Review the listing and copy each line that holds the word "title".

(Dataset):
-- begin --

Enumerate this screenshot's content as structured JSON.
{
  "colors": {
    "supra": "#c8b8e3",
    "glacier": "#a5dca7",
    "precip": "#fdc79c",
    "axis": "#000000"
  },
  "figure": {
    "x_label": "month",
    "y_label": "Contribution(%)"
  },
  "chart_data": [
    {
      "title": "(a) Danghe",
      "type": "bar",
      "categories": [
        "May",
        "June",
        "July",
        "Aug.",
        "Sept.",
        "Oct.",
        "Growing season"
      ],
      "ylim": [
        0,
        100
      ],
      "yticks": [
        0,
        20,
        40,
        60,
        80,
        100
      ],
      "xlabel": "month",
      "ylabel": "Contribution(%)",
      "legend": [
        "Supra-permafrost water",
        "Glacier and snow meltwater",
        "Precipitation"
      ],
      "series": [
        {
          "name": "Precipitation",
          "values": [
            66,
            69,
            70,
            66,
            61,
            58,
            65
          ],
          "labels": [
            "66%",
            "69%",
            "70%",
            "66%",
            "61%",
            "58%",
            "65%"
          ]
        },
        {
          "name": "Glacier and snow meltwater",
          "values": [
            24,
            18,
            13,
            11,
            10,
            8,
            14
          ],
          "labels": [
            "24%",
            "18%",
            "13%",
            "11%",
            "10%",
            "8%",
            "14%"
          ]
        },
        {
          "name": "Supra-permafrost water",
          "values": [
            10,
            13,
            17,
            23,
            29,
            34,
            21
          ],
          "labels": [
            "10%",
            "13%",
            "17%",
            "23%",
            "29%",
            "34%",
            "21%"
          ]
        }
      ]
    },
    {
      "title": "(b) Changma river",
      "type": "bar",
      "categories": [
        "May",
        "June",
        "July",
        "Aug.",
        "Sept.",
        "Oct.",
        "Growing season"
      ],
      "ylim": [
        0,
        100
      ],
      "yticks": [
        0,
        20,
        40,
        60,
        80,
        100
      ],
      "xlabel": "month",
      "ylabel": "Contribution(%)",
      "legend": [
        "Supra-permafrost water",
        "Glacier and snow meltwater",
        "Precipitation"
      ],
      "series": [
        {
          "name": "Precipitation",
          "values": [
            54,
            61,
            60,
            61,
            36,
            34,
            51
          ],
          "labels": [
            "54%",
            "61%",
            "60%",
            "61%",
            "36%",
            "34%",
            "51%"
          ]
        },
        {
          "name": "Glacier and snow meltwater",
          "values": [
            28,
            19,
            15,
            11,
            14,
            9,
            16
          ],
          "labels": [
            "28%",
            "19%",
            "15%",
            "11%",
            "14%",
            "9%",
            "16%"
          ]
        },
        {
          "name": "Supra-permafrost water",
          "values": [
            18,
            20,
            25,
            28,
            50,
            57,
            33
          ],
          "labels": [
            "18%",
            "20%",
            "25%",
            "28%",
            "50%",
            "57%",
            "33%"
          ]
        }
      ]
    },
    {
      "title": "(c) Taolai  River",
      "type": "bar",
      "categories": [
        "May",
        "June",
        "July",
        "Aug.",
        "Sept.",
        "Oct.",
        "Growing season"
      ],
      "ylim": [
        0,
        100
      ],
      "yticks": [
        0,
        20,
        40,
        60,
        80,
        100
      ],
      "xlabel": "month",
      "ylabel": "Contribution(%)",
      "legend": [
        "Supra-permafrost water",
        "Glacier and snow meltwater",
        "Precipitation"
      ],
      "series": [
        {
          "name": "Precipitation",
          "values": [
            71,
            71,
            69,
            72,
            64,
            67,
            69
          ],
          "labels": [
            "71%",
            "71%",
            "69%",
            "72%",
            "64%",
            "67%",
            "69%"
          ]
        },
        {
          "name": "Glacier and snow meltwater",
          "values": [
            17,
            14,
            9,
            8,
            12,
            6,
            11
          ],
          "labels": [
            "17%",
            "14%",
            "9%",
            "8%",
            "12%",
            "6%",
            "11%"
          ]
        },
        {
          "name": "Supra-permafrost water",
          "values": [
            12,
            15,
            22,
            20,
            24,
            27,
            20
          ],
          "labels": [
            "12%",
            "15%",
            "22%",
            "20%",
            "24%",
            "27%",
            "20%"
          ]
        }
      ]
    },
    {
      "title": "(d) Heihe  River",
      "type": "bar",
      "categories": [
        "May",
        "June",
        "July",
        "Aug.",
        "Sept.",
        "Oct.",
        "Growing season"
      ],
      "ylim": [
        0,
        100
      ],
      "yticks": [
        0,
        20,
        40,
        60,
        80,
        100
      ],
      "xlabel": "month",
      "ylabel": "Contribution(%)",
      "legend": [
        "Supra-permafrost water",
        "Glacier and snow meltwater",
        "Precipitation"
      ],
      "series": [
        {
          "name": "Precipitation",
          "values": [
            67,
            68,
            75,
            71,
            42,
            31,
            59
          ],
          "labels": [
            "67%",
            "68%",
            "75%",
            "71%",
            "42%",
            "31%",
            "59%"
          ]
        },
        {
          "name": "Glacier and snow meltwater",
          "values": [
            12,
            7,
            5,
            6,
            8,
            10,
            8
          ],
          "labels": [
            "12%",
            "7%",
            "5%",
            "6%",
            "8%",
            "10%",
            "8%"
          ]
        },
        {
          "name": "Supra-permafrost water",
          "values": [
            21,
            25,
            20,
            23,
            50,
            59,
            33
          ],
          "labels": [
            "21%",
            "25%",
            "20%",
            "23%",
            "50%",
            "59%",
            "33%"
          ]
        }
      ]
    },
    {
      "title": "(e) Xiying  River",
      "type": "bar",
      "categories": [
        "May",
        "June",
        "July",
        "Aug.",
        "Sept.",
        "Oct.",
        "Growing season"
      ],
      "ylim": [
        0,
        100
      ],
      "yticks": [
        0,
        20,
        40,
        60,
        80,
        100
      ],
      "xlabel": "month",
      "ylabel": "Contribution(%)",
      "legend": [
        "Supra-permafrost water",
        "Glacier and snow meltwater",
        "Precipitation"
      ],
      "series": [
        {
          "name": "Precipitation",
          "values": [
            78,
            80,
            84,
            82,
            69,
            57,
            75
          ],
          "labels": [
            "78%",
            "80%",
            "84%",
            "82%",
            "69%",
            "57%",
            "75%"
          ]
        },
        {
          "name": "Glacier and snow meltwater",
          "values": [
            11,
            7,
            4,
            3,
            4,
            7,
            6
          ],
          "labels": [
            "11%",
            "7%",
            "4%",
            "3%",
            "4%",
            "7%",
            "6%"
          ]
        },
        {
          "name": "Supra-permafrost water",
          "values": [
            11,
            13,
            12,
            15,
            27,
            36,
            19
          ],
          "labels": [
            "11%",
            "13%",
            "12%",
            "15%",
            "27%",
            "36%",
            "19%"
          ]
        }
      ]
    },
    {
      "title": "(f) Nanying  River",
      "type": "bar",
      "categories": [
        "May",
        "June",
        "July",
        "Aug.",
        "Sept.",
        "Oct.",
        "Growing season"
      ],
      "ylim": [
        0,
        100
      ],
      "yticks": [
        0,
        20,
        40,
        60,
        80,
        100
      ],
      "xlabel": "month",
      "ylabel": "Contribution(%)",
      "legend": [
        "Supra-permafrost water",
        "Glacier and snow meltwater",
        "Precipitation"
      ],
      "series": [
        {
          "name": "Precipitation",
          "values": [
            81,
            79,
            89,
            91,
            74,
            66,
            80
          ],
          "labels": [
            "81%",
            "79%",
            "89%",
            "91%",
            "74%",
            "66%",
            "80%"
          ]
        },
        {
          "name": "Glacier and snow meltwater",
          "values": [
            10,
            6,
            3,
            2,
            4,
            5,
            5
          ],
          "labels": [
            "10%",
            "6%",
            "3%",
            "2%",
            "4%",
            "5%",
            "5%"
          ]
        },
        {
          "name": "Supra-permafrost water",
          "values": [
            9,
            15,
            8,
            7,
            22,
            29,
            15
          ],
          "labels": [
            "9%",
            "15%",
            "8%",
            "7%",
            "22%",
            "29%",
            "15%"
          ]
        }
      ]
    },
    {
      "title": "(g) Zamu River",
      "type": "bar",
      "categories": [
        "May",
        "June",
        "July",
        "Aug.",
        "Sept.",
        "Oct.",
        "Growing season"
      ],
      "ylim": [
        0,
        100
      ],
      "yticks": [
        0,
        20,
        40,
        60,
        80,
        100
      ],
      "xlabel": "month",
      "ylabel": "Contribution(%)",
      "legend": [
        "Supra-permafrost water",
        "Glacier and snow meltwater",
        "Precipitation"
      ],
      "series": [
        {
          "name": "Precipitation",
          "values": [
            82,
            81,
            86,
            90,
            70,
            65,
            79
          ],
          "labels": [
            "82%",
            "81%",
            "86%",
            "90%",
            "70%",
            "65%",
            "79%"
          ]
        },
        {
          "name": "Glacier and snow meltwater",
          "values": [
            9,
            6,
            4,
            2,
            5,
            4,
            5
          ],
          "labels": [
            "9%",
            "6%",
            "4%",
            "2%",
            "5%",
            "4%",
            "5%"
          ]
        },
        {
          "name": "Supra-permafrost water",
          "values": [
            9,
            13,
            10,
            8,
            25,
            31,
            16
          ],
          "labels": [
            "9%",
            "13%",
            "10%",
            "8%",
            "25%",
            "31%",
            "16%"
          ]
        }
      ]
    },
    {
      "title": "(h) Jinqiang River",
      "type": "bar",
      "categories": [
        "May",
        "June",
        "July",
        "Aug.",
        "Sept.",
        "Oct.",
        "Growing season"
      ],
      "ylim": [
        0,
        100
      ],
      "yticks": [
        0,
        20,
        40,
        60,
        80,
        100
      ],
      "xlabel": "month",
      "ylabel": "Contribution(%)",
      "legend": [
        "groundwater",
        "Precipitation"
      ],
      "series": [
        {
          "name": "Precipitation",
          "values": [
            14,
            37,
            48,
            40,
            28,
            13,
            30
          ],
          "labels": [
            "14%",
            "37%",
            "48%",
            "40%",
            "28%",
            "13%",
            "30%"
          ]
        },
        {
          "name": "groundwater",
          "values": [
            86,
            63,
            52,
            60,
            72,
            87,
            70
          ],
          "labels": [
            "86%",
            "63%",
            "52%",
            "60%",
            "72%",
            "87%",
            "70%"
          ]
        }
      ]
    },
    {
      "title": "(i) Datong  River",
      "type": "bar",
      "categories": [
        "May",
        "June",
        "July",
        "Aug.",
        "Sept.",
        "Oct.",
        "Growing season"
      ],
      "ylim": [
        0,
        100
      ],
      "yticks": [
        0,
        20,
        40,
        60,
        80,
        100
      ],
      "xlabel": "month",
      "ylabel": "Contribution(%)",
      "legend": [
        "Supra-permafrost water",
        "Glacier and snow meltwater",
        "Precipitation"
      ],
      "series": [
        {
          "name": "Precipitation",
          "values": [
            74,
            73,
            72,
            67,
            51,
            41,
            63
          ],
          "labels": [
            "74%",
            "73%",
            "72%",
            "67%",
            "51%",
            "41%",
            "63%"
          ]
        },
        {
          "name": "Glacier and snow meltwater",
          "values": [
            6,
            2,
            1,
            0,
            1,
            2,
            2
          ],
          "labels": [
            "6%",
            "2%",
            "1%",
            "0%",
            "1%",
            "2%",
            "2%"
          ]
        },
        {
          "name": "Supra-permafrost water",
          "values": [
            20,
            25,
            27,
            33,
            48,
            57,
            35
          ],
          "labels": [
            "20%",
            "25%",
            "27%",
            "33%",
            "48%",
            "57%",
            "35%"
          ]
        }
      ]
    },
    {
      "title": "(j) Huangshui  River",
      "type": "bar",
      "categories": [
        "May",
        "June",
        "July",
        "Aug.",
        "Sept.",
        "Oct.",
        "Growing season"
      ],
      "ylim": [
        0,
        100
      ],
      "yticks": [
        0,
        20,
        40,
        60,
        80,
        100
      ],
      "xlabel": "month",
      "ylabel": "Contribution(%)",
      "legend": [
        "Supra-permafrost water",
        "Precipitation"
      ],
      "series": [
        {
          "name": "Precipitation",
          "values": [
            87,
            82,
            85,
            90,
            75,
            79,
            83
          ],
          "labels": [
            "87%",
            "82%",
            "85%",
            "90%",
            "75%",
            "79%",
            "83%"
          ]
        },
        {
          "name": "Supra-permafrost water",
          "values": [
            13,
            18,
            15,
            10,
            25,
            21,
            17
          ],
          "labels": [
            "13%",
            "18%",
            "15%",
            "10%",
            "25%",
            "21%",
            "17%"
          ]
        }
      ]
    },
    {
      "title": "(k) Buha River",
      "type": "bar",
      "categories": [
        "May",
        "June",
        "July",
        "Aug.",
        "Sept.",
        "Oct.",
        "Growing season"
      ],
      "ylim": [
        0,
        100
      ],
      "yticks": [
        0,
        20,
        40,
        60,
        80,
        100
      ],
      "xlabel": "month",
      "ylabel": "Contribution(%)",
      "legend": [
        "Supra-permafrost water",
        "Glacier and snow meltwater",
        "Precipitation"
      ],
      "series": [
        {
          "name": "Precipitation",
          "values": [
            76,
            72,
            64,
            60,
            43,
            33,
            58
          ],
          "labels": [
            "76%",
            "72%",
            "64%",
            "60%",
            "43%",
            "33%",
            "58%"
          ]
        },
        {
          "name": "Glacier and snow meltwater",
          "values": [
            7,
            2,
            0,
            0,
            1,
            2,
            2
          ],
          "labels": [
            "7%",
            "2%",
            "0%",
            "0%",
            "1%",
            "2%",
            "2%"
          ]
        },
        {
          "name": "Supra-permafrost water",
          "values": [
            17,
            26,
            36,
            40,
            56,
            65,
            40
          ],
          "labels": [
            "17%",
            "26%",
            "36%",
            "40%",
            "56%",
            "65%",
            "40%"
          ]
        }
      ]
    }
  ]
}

-- end --

(Reply to the exercise):
      "title": "(a) Danghe",
      "title": "(b) Changma river",
      "title": "(c) Taolai  River",
      "title": "(d) Heihe  River",
      "title": "(e) Xiying  River",
      "title": "(f) Nanying  River",
      "title": "(g) Zamu River",
      "title": "(h) Jinqiang River",
      "title": "(i) Datong  River",
      "title": "(j) Huangshui  River",
      "title": "(k) Buha River",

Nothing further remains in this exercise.